» Provided records
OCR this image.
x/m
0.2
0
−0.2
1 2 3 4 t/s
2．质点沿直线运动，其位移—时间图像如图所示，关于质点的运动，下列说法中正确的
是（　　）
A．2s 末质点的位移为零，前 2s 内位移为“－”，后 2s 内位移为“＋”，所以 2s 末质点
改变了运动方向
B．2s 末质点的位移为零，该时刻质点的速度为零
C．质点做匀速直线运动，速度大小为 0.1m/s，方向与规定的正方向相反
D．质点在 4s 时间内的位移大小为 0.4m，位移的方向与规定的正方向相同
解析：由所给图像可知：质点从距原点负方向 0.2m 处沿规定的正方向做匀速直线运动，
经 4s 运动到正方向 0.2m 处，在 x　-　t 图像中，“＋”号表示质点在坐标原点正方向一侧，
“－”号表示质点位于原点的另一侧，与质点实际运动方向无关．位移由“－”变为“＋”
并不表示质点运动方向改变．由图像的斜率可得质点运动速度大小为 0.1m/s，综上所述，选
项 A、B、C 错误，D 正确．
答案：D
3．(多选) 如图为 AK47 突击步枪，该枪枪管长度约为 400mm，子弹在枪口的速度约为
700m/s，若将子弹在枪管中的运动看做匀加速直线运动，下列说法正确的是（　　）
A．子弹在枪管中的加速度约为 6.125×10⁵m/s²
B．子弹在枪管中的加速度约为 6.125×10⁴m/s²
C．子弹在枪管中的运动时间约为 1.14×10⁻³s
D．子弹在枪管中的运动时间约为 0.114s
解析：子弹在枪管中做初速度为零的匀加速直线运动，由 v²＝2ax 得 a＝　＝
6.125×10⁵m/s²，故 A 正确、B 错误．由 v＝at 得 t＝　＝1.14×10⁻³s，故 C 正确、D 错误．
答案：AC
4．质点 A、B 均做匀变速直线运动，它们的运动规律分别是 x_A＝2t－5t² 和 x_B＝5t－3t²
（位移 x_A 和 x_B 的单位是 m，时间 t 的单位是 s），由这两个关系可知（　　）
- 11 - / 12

» Task
Go through the entries above and copy every line containing "子弹在枪管中的运动时间约为".

» Task answer
C．子弹在枪管中的运动时间约为 1.14×10⁻³s
D．子弹在枪管中的运动时间约为 0.114s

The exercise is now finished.